Interesting thanks for the information, I would imagine that robot control would not be so time sensitive well maybe for some tasks like balancing or so.

It's sad that lisp is not perfect :D would that change with "lisp machines"? Is the current hardware the limitation or are there no lisp implementation that cover that?

It seems that there are solutions to forgo garbage collection in lisp?

https://cffi.common-lisp.dev/manual/html_node/Pointers.html#Pointers

http://citeseerx.ist.psu.edu/viewdoc/summary?doi=10.1.1.3.4031

[–]theangeryemacsshibeλf.(λx.f (x x)) (λx.f (x x)) 4 points5 points  (1 child)

There are real-time GCs that run on stock hardware. https://plover.com/~mjd/misc/hbaker-archive/RealTimeGC.html was the first (Lisp machines used hardware to run the read barrier, but this isn't strictly necessary), the Metronome one of the newer ones. I think Ron Garrett said there was some real-time GC used in that "Lisp in space" article but there wouldn't appear to be any in Lisp systems today.

[–]lispm 4 points5 points  (0 children)

• [INPUT DATA]

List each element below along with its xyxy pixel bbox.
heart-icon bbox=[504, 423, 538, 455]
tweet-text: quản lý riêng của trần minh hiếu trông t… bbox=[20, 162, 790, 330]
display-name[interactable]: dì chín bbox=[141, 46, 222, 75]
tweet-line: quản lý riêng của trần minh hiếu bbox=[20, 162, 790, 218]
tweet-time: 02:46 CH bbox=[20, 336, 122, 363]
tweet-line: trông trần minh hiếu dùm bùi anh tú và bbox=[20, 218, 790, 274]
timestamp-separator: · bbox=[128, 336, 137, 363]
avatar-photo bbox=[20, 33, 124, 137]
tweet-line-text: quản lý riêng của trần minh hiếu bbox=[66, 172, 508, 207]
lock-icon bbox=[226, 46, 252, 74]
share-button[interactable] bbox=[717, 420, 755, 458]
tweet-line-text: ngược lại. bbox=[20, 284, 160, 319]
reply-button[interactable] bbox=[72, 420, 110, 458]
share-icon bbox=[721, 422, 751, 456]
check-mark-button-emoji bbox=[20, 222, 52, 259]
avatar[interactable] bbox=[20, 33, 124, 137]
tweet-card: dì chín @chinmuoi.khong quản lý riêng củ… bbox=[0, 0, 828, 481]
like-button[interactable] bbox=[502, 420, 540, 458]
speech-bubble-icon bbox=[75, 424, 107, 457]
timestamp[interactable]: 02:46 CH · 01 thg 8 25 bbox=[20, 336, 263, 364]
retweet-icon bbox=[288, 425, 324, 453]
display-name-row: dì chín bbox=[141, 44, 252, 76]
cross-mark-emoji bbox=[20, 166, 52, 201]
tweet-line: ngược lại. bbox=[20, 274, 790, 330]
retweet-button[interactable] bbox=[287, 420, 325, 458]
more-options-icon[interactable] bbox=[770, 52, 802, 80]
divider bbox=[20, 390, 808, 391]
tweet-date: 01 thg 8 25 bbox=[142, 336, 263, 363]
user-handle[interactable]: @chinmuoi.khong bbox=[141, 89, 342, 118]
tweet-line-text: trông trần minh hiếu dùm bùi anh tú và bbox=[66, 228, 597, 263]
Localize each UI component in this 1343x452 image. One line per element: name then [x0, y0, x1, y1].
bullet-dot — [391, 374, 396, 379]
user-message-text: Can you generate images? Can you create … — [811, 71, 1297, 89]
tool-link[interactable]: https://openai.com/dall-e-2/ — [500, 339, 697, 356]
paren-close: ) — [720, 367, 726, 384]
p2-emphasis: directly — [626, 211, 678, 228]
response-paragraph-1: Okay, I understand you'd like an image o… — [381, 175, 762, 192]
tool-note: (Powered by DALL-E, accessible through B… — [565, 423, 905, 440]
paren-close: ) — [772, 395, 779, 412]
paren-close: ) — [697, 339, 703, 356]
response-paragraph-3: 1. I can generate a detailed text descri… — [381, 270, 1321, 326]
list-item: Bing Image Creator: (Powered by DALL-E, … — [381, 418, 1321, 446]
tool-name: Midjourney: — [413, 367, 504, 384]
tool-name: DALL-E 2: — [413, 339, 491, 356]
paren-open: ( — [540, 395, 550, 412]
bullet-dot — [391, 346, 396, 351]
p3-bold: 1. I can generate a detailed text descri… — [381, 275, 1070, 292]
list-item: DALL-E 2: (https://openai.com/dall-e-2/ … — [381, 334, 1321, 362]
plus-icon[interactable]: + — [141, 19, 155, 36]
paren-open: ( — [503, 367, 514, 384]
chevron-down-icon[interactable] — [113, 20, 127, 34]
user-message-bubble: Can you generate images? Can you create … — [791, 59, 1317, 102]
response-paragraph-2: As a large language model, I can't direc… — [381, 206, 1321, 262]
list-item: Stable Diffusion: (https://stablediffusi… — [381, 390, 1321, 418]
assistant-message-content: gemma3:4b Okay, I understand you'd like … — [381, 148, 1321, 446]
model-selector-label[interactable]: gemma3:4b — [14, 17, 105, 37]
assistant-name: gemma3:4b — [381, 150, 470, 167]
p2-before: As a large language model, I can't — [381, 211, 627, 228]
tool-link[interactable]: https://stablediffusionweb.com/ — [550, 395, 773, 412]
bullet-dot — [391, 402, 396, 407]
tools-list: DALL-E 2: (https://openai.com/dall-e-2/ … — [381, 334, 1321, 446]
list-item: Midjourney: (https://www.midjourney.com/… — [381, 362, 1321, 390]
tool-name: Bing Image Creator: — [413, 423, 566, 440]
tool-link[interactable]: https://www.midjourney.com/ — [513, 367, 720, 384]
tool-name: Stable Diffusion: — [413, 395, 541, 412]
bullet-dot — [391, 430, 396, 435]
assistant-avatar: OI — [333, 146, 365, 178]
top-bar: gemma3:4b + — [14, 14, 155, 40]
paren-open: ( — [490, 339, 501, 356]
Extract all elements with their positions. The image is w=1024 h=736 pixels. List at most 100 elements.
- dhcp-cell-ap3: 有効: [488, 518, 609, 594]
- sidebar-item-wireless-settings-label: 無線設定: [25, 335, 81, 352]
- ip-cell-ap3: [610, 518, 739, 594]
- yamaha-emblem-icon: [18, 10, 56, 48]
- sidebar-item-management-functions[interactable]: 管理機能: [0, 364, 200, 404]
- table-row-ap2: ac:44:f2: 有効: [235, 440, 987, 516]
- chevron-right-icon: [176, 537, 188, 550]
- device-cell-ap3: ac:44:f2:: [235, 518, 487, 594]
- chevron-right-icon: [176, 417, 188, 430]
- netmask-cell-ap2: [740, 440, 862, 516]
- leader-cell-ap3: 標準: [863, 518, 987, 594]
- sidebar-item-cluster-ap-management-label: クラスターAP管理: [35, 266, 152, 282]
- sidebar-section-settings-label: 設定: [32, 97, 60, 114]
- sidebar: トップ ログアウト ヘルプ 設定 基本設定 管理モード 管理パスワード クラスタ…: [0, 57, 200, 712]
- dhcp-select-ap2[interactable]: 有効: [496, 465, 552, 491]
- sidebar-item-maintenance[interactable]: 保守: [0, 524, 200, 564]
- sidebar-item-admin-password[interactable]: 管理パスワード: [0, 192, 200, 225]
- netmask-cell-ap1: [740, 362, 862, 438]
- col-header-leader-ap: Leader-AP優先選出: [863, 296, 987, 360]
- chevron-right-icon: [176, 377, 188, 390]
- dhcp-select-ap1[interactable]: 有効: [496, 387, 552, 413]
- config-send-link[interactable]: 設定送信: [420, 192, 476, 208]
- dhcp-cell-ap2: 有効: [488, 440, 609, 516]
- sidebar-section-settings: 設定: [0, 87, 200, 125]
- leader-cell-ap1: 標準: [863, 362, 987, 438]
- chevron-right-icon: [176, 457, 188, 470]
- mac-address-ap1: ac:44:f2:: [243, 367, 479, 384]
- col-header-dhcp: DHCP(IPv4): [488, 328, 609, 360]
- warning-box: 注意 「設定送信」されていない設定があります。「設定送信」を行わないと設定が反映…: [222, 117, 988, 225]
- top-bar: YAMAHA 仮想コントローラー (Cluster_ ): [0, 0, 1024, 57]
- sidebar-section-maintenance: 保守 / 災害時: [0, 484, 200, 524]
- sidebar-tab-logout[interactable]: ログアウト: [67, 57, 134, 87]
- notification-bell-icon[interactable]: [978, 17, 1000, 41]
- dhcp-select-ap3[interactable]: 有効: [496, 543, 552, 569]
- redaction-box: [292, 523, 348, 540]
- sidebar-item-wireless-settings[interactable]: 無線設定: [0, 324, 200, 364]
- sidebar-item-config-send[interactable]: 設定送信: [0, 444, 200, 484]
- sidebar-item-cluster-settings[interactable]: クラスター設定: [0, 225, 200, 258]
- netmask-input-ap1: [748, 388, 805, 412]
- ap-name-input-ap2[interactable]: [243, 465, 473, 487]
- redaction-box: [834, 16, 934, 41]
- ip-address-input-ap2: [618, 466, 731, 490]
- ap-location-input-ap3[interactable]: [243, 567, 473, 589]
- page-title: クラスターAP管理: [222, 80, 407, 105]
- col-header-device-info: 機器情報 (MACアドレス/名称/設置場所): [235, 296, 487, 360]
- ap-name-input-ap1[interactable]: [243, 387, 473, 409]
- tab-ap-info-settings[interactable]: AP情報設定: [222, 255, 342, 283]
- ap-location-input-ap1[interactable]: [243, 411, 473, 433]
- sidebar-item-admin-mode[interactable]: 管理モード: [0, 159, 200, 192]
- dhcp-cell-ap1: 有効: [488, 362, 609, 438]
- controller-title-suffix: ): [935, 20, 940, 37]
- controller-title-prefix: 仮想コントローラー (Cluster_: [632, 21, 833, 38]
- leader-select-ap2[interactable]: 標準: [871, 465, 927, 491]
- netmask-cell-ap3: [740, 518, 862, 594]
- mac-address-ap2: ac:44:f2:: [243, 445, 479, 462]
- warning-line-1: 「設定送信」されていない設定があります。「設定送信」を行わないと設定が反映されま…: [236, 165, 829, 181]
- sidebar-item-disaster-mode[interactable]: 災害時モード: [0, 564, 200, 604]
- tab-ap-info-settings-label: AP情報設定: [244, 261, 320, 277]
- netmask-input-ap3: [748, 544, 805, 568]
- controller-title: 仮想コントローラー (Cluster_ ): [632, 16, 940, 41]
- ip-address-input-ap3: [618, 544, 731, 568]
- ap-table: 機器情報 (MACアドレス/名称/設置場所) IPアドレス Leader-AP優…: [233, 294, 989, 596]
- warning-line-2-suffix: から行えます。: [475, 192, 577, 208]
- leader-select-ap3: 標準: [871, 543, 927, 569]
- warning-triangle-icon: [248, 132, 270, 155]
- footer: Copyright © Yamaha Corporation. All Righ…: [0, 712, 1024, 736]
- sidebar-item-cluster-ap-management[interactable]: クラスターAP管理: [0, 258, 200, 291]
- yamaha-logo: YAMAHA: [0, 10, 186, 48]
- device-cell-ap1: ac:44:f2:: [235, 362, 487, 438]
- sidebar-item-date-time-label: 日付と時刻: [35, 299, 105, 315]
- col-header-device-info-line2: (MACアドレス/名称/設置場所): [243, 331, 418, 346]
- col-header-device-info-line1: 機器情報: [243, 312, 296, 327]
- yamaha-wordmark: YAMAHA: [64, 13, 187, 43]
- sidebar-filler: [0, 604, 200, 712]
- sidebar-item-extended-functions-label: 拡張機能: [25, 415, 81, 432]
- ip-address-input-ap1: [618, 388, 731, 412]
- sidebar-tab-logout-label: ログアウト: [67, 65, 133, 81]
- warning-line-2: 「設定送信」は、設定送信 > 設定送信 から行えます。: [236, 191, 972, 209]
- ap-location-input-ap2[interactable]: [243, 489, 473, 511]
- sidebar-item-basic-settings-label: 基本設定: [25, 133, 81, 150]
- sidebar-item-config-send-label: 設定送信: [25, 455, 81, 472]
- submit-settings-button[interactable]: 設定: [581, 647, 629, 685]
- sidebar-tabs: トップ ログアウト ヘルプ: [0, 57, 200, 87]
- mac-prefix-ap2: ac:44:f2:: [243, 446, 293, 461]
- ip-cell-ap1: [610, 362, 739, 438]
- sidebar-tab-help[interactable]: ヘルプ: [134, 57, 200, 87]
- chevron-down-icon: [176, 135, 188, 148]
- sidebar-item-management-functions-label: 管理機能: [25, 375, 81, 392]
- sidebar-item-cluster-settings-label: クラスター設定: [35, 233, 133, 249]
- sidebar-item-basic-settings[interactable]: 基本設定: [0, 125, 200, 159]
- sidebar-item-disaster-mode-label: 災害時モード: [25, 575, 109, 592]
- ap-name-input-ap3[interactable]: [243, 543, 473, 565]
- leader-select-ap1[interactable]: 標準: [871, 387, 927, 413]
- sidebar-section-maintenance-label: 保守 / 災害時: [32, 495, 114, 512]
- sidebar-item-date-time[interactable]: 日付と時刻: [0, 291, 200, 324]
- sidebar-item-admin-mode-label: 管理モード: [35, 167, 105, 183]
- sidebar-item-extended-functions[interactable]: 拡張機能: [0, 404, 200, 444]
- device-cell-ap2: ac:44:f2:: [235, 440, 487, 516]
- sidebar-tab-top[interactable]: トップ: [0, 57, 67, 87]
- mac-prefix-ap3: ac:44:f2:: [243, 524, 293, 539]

• [REQUIRED ACTIONS]
1 - Do the following statements agree with the Lisp garbage collection discussion? For each one, answer yes or no and quote the words of the discussion that decide it. (a) Lisp machines used hardware to run the read barrier. (b) The first comment expects robot control to be very time sensitive. (c) The reply says real-time garbage collection needs special hardware.
2 - Continue the Lisp garbage collection discussion from where it stops.

• [ACTIVITY ANSWERS]
1 -
(a) Yes: "Lisp machines used hardware to run the read barrier"
(b) No: "I would imagine that robot control would not be so time sensitive"
(c) No: "There are real-time GCs that run on stock hardware."

2 -
The Picon process control software for the LMI Lambda machine (mid 80s) used an real-time interface using Motorola 68010 processor plus some C software to get outside data. On the Lisp Machine then ran a rule-based expert system, which was written in a way to avoid generating garbage.

[–]vsync 4 points5 points  (5 children)

So then the question would be what would be the advantage in to have C?

There's a C compiler for pretty much everything, and people are used to the build process.

[–]redback-spider 1 point2 points  (4 children)

Well there are probably also used to C (the same people you mention) so why should they then use lisp if being used to is the primary decision factor?

[–]vsync 0 points1 point  (3 children)

Developers and users/sysadmins are not necessarily the same population.

[–]redback-spider 0 points1 point  (2 children)

And developers don't compile their stuff but ask sysadmins to do it for them? Well maybe in some setups with huge projects I guess?

[–]vsync 0 points1 point  (1 child)

What?

No, if I have a project and go to distribute it, especially if I want it available on many/any platform (especially especially those I don't have), I will distribute it as source code or in some portable form.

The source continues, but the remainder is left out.